-- Task requirements --
1. Answer these questions using the author and affiliation block, marking each answer (a), (b) or (c).
(a) Which Centre National de la Recherche Scientifique unit numbers does it list?
(b) Which two people should receive reprint requests?
(c) Which university is named with UMR 7099?
2. Proceed with the author and affiliation block, continuing from the line about reprint requests.

-- Selected extract --

+ + + + + + +

Erdem Karatekin ^*, Viet Samuel Tran ^*, Sébastien Huet ^*, Isabelle Fanget ^*, Sophie Cribier  and Jean-Pierre Henry ^*

^* Institut de Biologie Physico-Chimique, Centre National de la Recherche Scientifique UPR 1929, Université Paris 7 Denis Diderot, Paris, France; and Centre National de la Recherche Scientifique UMR 7099, Institut de Biologie Physico-Chimique and Université Pierre et Marie Curie, Paris, France

Correspondence: Address reprint requests to Erdem Karatekin, E-mail: erdem.karatekin{at}ibpc.fr; or to Jean-Pierre Henry, E-mail: jean-pierre.henry{at}univ-paris-diderot.fr.

+ + + + + + +

-- Information given --
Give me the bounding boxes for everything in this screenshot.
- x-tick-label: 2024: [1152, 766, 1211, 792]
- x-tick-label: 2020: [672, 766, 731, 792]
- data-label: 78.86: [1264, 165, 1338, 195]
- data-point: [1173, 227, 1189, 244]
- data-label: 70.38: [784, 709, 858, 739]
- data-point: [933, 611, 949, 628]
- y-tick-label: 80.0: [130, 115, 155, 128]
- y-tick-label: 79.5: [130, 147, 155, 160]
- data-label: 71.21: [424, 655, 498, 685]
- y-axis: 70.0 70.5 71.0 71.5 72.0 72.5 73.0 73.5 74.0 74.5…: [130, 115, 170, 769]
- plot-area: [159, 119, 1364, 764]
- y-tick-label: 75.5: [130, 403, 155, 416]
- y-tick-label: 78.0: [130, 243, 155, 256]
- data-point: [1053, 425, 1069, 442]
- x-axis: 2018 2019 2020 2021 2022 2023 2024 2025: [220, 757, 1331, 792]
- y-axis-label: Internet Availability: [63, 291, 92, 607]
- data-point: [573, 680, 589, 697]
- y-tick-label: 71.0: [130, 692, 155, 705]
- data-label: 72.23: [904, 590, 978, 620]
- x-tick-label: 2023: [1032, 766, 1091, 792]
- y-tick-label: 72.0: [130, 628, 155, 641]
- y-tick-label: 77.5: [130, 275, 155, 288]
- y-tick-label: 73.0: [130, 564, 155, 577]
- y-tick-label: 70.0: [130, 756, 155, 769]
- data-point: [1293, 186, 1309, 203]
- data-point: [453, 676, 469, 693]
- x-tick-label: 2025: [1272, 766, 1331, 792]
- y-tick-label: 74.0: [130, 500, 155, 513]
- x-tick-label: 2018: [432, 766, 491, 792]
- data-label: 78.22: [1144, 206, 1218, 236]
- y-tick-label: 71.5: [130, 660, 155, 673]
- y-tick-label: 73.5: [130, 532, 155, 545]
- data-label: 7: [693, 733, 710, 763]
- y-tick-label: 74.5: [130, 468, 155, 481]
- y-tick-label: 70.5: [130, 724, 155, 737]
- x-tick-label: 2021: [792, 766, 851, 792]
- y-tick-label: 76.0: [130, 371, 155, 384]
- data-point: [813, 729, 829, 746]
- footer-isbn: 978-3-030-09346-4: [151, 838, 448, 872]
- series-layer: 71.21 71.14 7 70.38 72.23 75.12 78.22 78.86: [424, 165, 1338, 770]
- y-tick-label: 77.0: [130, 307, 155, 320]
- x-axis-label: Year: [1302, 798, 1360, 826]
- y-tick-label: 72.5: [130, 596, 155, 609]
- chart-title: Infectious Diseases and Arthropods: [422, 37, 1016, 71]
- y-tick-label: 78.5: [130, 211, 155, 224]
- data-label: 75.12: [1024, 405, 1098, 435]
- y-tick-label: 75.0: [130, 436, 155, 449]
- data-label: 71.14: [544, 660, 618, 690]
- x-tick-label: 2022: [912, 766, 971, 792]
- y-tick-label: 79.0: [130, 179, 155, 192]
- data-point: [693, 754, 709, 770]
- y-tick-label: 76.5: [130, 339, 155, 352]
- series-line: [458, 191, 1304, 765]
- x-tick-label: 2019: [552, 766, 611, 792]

+ + + + + + +

-- Response list --
1.
(a) UPR 1929 and UMR 7099.
(b) Erdem Karatekin and Jean-Pierre Henry.
(c) Université Pierre et Marie Curie.

2.
In endocrine cells, plasma membrane (PM)-bound secretory granules must undergo a number of maturation stages (i.e., priming) to become fusion-competent. Despite identification of several molecules involved in binding granules to the PM and priming them, the exact nature of events occurring at the PM still largely remains a mystery. In stimulated BON cells, we used evanescent wave microscopy to study trajectories of granules shortly before their exocytoses, which provided a physical description of vesicle-PM interactions at an unprecedented level of detail, and directly lead to an original mechanistic model. In these cells, tethered (T), nonfusogenic, vesicles are prevented from converting to fusogenic, docked (D) ones in resting conditions. Upon elevation of calcium, T-vesicles perform a 21-nm step toward the PM to become D, and fuse 3 s thereafter. Our ability to directly visualize different modes of PM-attachment paves the way for clarifying the exact role of various molecules implicated in attachment and priming of granules in future studies.